> [What you need to do]: For the word "foreskin", search the records and show each line in which it occurs.

> [Given records]:

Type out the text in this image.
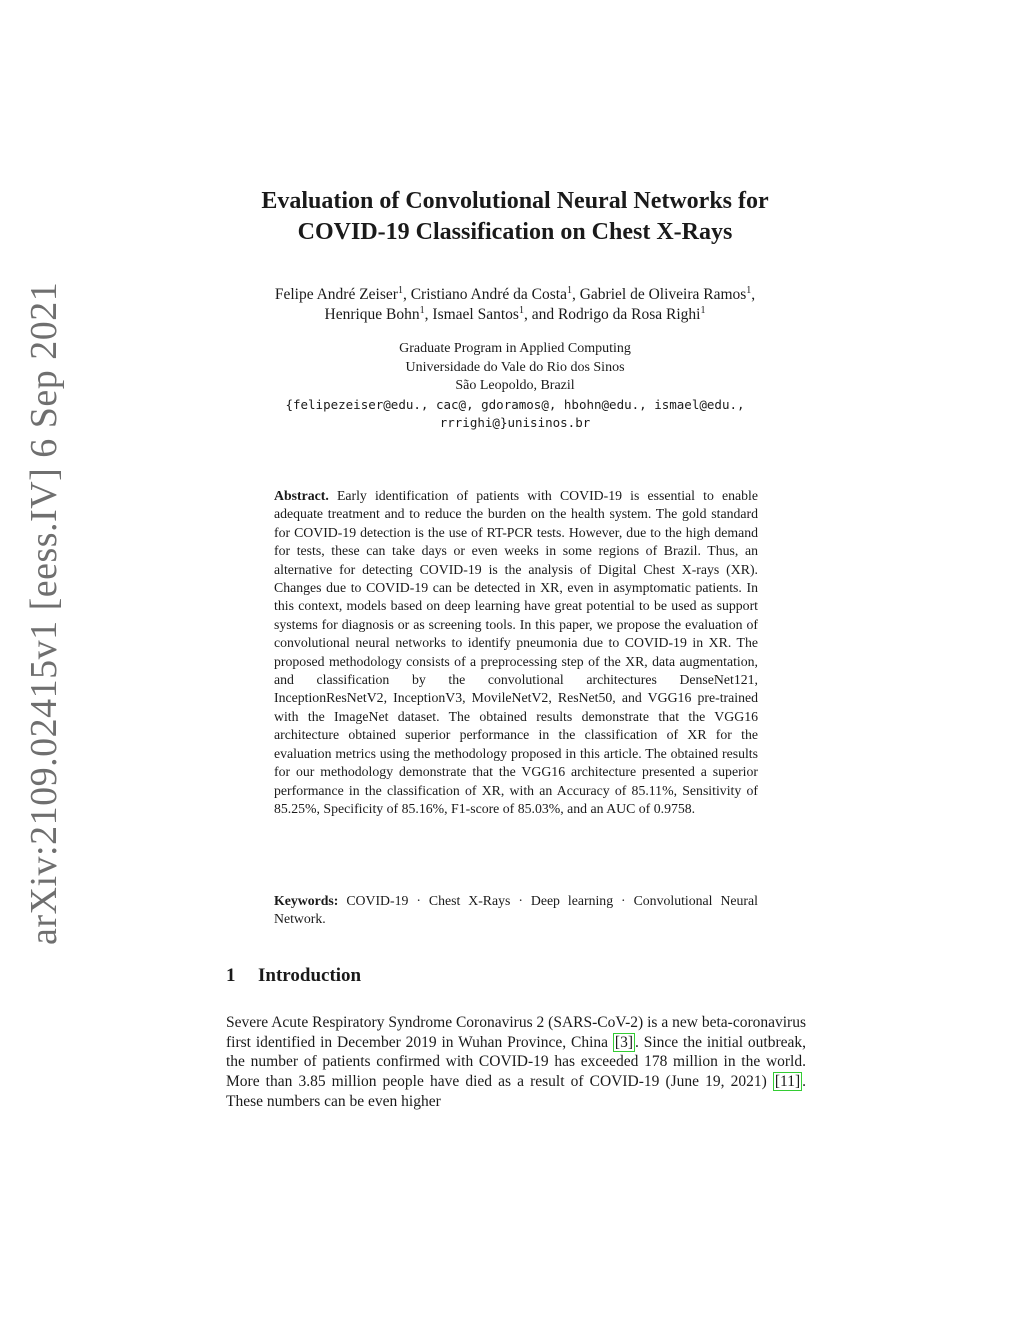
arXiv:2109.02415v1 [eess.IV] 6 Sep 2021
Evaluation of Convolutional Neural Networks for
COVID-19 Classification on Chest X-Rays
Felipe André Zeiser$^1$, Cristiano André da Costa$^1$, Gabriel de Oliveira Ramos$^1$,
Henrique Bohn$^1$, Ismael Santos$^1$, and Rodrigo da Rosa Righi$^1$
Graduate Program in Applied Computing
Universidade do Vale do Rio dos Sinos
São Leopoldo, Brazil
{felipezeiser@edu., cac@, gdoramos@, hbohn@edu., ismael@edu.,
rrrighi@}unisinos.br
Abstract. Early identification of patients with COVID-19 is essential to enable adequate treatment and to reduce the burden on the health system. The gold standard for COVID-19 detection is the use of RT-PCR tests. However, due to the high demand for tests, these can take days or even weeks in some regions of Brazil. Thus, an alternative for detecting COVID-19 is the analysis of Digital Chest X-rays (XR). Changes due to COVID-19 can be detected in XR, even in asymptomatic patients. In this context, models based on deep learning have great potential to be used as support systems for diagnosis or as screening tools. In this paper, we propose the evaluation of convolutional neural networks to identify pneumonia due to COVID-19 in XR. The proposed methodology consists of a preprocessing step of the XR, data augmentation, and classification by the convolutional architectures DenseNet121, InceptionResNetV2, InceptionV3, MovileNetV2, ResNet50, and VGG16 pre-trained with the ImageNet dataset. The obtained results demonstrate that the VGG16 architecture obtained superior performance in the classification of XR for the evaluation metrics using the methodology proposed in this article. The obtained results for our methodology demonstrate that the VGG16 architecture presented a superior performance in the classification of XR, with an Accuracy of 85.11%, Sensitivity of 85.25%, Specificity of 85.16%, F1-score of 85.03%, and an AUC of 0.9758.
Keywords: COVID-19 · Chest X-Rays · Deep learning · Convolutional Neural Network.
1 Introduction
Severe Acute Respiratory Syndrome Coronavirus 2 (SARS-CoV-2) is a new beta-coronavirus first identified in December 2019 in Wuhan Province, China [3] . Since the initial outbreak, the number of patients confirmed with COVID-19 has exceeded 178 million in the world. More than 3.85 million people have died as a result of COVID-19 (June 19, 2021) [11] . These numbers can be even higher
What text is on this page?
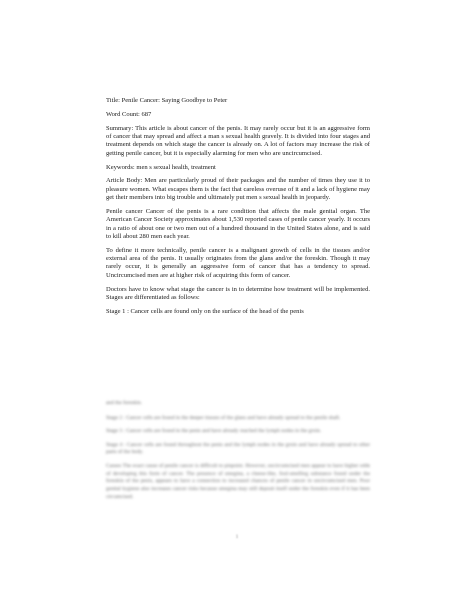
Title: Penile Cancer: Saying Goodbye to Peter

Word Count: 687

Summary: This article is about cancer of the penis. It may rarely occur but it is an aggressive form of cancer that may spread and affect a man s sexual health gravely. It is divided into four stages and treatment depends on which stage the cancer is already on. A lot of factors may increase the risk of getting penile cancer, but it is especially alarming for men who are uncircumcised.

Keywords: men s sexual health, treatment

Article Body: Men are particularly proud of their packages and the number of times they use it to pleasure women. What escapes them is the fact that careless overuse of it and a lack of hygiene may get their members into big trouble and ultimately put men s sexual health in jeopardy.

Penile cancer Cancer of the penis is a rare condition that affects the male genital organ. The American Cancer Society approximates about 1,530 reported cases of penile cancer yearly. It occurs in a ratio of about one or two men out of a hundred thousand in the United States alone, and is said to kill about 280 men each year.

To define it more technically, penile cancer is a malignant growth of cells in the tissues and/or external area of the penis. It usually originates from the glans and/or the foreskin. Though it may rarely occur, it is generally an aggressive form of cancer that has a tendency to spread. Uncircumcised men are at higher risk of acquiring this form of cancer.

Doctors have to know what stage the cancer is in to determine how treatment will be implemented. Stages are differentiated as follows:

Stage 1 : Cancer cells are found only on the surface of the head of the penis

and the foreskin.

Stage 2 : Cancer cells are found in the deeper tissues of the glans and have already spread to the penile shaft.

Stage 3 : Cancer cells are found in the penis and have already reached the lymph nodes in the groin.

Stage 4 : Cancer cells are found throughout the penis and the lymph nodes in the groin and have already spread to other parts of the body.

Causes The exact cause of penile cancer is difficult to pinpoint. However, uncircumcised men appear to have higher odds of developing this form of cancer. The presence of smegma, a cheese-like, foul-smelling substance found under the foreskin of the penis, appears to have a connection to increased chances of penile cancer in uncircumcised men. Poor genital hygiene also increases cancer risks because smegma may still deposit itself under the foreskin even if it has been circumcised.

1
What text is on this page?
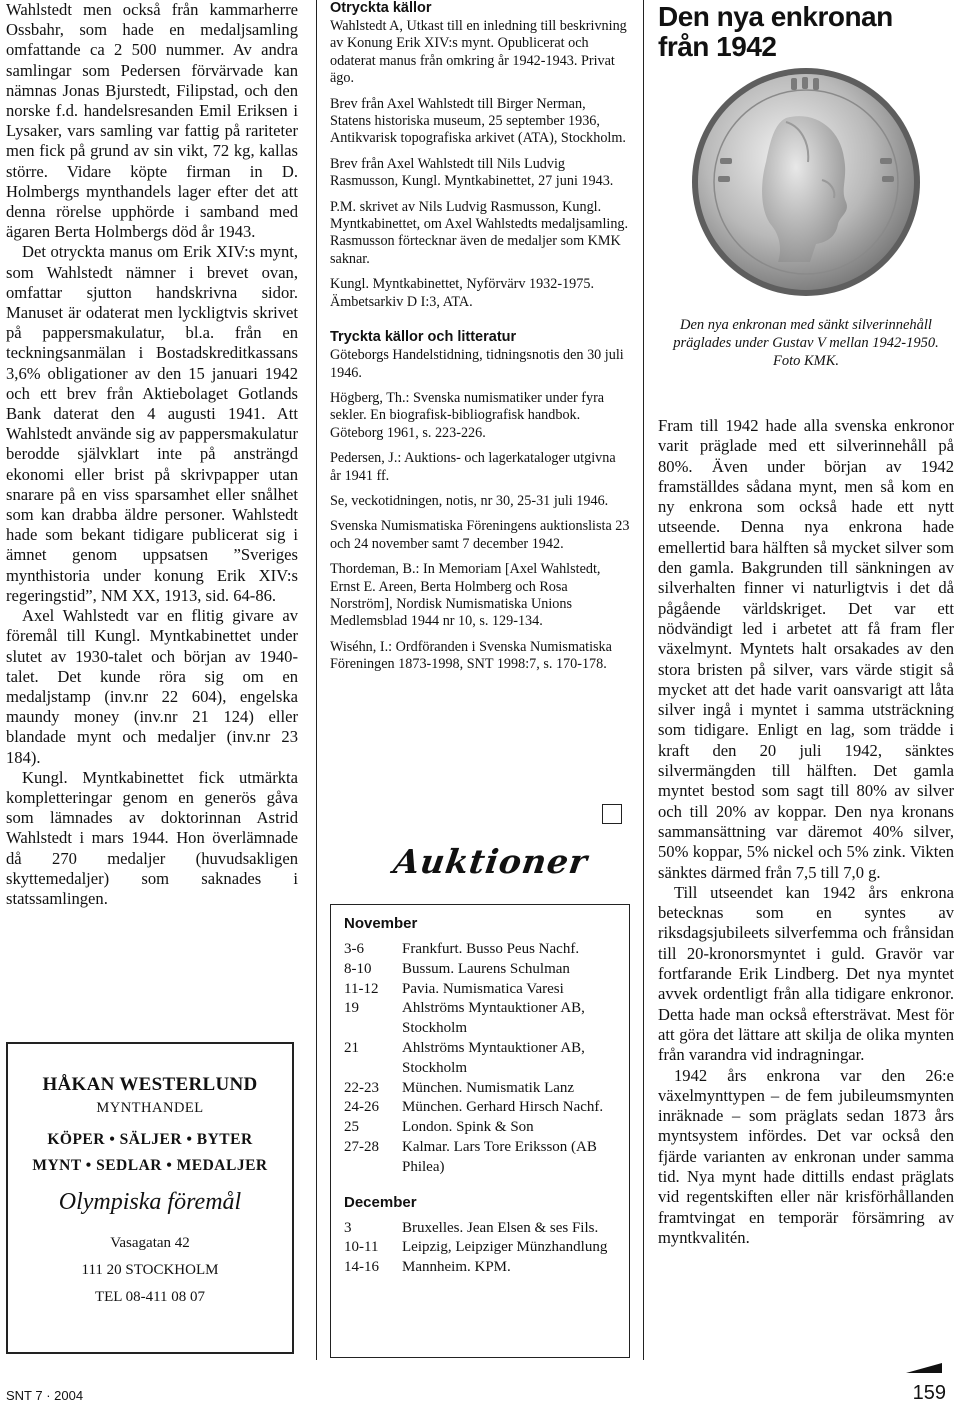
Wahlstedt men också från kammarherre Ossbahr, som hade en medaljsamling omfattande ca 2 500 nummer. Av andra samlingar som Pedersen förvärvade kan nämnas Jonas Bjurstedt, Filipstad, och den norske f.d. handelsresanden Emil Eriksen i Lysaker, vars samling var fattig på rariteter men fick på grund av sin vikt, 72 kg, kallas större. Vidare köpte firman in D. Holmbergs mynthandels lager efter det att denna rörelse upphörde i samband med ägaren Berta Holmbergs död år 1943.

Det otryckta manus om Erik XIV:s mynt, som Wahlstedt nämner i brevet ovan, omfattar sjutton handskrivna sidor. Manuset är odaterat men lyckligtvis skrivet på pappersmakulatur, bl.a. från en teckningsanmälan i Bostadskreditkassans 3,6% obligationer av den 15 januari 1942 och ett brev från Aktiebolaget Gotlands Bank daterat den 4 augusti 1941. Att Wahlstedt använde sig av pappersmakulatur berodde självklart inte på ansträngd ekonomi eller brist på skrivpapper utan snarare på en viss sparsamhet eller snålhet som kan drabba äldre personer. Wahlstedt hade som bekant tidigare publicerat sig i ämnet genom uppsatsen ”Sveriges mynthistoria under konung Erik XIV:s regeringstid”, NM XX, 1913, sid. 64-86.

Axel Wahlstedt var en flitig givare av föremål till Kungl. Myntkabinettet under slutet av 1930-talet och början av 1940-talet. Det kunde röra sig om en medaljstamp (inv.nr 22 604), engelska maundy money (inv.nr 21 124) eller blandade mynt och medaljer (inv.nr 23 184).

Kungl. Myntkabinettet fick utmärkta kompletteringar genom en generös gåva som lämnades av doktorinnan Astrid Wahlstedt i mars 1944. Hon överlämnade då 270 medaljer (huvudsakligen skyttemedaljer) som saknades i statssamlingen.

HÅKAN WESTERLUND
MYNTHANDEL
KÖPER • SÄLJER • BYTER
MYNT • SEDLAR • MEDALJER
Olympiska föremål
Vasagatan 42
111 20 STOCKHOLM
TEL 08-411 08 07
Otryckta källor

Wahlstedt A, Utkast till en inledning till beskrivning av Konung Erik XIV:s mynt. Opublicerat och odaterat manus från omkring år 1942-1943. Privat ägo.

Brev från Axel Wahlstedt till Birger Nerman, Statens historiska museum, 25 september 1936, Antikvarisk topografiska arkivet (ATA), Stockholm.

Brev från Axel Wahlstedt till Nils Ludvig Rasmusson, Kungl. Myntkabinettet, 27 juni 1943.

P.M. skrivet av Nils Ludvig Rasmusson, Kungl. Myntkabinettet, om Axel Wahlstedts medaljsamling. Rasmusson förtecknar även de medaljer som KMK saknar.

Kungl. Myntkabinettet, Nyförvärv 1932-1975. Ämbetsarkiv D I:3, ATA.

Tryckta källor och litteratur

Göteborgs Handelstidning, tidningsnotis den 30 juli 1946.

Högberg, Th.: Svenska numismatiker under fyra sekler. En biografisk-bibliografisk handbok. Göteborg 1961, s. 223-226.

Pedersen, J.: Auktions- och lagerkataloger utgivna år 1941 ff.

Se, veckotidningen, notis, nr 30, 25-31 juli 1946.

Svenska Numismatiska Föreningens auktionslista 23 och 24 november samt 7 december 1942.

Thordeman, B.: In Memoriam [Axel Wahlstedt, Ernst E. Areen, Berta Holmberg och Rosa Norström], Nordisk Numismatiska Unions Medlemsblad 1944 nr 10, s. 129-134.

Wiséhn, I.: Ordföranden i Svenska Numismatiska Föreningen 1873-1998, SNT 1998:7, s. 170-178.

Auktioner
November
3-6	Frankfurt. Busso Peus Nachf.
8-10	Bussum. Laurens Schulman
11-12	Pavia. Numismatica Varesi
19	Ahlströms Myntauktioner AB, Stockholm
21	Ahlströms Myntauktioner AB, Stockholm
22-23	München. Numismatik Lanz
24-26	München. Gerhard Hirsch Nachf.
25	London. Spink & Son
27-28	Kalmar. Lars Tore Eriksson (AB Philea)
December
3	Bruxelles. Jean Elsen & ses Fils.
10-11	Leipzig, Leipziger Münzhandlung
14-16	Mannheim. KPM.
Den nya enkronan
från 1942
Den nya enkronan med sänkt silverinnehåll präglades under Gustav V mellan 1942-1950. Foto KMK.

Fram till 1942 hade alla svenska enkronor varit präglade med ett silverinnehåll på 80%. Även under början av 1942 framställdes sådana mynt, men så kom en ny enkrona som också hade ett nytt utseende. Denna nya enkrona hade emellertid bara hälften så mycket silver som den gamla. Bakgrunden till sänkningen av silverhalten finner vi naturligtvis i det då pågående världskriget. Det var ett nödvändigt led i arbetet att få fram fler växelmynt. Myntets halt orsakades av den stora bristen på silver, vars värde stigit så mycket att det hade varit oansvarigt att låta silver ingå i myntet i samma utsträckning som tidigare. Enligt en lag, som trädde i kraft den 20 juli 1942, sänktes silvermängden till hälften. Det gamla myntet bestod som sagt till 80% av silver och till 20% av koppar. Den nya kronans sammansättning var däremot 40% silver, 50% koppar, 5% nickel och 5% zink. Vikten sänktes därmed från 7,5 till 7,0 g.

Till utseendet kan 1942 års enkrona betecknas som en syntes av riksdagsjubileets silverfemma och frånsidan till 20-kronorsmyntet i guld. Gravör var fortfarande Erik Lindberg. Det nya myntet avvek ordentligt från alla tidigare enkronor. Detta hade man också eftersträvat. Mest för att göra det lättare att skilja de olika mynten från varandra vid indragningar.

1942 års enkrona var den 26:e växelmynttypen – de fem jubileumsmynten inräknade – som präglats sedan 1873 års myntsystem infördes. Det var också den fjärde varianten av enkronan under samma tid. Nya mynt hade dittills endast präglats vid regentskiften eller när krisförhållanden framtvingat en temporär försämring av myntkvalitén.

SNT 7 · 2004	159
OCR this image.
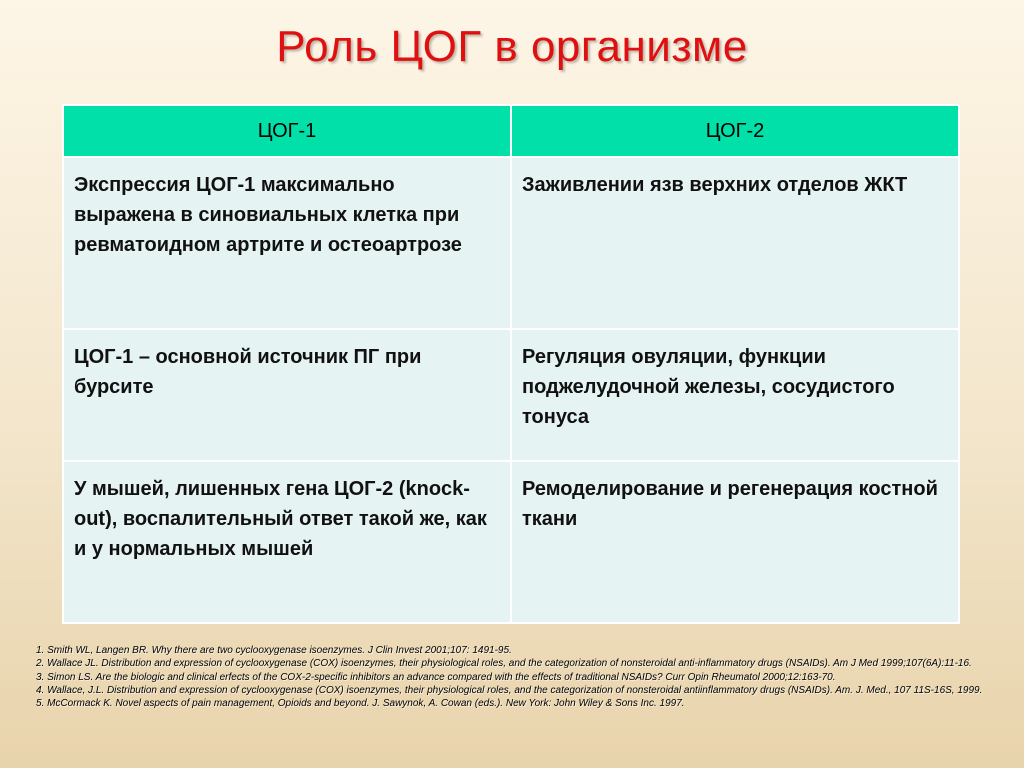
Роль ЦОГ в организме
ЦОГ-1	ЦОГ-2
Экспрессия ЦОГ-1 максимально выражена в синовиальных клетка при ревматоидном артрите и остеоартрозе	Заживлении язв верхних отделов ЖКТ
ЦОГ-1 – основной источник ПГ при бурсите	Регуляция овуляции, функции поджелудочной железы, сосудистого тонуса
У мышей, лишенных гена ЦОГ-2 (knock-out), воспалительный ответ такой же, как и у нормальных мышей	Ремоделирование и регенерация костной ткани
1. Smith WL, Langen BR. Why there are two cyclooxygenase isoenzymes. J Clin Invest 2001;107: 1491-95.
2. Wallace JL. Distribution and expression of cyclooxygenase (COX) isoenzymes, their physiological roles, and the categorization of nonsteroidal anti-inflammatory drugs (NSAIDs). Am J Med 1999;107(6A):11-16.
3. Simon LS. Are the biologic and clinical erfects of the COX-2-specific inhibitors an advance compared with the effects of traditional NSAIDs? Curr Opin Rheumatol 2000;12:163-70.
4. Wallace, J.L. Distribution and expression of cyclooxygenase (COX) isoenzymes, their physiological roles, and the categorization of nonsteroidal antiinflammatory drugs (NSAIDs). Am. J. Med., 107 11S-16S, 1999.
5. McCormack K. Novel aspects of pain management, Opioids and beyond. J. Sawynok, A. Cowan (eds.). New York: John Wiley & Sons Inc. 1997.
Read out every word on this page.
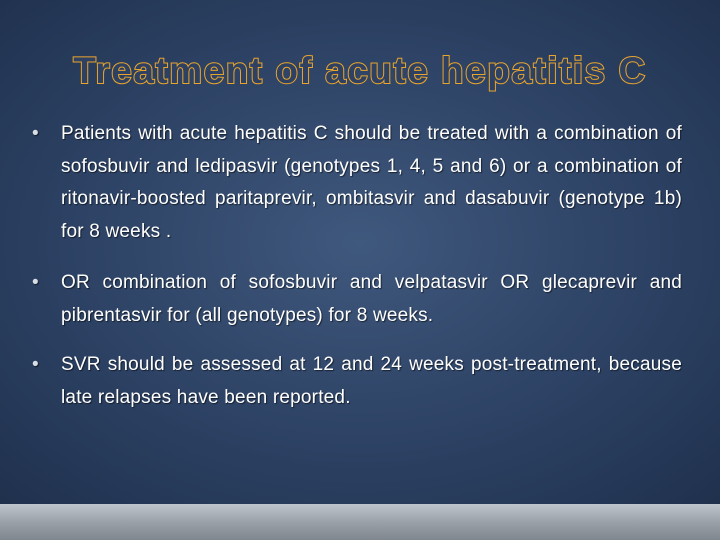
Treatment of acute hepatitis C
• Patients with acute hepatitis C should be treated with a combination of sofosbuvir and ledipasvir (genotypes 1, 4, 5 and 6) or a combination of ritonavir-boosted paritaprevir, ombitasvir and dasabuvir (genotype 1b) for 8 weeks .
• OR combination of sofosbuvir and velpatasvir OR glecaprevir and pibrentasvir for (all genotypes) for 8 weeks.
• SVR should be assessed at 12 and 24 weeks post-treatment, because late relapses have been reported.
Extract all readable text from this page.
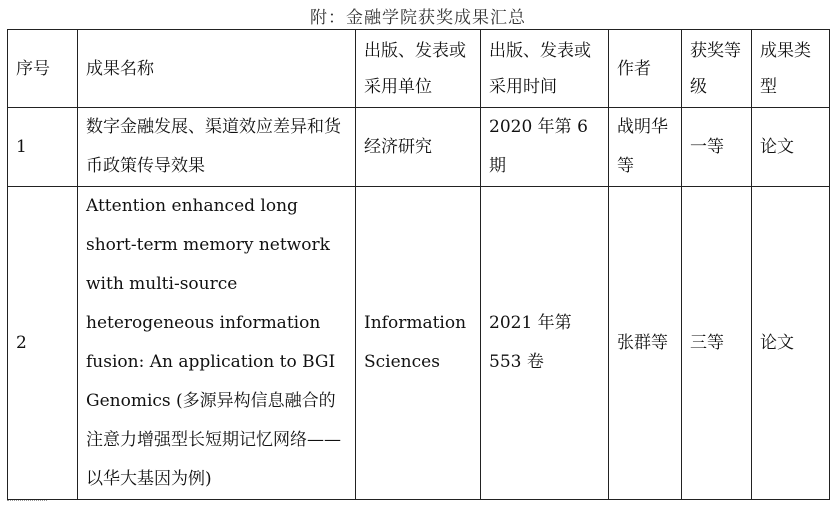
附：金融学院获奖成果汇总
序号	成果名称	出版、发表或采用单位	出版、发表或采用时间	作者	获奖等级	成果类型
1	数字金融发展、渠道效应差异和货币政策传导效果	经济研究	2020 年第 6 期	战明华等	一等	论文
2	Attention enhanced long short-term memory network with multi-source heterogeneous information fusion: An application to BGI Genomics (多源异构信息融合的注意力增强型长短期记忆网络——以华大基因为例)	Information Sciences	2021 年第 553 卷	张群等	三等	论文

> [Answer space]:
To define it more technically, penile cancer is a malignant growth of cells in the tissues and/or external area of the penis. It usually originates from the glans and/or the foreskin. Though it may rarely occur, it is generally an aggressive form of cancer that has a tendency to spread. Uncircumcised men are at higher risk of acquiring this form of cancer.
and the foreskin.
Causes The exact cause of penile cancer is difficult to pinpoint. However, uncircumcised men appear to have higher odds of developing this form of cancer. The presence of smegma, a cheese-like, foul-smelling substance found under the foreskin of the penis, appears to have a connection to increased chances of penile cancer in uncircumcised men. Poor genital hygiene also increases cancer risks because smegma may still deposit itself under the foreskin even if it has been circumcised.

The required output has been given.